WHAT IS BEING ASKED:
Check each line of the data below for the word "downtown", then extract the ones that have it.

>> start

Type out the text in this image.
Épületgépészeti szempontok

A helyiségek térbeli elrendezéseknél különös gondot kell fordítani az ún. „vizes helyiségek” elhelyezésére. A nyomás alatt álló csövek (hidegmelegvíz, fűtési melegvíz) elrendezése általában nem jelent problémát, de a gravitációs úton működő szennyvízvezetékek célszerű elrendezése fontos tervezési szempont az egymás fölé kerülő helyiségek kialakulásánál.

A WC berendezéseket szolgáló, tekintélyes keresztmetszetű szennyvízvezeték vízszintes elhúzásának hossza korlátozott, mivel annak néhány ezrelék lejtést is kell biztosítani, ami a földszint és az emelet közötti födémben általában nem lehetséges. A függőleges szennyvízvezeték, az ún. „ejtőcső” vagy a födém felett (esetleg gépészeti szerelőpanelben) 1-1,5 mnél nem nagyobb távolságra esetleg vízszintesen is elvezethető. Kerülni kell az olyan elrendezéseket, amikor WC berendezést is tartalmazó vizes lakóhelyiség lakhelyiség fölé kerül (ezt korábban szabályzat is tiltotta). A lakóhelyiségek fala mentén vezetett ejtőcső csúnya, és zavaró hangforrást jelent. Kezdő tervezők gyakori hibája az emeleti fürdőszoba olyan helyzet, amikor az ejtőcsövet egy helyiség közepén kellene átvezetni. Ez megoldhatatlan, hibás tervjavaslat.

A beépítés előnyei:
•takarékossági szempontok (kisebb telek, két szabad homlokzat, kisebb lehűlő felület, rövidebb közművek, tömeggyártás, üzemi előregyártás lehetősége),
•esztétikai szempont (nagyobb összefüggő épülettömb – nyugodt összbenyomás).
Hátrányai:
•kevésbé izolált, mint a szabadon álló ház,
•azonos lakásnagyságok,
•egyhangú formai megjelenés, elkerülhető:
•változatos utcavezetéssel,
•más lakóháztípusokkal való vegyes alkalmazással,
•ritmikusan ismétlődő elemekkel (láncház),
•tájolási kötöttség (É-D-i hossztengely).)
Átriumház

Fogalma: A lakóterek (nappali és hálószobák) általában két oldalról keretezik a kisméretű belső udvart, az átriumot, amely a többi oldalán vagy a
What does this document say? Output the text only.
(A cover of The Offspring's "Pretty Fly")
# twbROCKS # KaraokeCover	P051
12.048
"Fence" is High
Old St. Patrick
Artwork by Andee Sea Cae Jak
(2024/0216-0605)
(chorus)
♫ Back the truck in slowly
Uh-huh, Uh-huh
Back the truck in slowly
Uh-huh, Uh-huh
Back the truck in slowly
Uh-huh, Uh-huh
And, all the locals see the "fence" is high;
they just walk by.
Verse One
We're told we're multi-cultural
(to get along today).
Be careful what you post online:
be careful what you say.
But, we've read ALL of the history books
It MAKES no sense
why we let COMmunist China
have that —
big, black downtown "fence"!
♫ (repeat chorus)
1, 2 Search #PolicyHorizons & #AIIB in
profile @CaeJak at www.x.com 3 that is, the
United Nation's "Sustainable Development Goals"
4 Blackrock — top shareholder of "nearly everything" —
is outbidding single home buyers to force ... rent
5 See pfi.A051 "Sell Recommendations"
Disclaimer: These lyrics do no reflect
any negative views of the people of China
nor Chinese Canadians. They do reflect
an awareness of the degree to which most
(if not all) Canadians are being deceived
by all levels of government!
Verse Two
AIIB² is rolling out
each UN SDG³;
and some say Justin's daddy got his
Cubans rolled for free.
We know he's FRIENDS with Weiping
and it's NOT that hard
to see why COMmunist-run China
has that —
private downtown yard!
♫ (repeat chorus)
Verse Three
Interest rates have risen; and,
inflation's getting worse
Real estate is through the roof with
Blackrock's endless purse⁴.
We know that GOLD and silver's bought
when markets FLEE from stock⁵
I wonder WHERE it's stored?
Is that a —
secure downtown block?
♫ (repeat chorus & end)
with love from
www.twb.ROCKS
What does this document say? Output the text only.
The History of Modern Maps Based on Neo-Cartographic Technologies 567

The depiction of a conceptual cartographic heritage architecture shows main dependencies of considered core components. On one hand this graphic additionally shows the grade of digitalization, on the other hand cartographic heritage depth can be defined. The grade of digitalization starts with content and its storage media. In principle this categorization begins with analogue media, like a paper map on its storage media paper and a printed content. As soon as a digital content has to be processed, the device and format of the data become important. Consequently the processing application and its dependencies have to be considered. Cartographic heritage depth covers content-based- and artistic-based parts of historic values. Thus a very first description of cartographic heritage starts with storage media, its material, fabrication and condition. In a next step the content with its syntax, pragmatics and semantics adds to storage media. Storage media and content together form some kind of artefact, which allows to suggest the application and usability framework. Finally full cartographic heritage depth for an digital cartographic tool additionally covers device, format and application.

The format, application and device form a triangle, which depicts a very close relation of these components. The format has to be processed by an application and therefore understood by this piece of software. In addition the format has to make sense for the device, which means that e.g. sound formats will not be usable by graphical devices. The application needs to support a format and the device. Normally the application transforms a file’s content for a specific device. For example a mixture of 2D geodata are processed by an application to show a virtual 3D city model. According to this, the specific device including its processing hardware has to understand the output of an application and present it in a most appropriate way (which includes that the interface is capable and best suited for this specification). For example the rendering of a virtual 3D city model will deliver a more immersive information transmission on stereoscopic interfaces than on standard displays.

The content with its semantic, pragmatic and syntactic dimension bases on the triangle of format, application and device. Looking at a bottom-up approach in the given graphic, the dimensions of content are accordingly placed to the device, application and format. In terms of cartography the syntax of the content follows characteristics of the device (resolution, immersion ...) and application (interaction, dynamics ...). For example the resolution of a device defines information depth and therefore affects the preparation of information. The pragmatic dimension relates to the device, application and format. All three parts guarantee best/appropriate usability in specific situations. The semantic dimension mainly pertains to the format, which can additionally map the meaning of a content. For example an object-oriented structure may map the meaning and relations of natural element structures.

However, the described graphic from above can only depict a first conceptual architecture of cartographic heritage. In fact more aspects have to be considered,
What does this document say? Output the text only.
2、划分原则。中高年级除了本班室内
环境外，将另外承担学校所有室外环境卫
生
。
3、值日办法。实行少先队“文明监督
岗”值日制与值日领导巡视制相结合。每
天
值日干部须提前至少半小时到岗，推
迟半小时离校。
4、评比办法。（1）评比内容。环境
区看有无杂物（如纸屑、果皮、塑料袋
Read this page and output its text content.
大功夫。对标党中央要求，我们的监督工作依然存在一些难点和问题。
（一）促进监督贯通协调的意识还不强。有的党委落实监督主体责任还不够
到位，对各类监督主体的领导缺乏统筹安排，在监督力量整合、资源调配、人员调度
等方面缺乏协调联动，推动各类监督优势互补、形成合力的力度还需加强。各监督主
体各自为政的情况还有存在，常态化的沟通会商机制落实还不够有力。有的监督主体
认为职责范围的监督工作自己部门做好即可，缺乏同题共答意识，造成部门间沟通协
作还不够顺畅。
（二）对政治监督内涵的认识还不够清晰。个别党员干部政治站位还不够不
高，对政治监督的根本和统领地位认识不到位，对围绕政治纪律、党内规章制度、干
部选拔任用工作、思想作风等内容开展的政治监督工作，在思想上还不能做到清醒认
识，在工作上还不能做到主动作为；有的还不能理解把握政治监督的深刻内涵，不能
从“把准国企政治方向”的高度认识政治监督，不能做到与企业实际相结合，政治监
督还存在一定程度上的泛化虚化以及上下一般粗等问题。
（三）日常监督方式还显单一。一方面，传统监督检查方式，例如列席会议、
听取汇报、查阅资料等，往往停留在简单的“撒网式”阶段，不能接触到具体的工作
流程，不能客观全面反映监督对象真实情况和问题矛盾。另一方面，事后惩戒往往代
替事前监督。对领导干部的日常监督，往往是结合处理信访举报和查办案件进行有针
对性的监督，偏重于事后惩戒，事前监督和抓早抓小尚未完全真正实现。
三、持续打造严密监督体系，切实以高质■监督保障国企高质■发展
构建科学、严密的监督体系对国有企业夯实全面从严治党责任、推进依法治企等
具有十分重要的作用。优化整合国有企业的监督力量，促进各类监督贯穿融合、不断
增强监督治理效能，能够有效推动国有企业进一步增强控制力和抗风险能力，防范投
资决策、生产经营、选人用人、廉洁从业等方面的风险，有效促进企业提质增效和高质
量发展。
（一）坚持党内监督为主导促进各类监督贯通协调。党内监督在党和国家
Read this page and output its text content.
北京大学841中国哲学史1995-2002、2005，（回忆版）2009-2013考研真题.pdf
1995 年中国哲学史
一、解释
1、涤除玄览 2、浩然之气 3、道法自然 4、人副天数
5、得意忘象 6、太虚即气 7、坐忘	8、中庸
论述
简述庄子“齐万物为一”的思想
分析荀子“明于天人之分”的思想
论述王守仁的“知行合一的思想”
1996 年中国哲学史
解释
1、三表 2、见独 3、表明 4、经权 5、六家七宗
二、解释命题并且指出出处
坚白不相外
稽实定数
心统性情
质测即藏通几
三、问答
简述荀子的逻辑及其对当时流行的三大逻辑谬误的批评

>> end

ANSWER FOR THE TASK:
big, black downtown "fence"!
private downtown yard!
secure downtown block?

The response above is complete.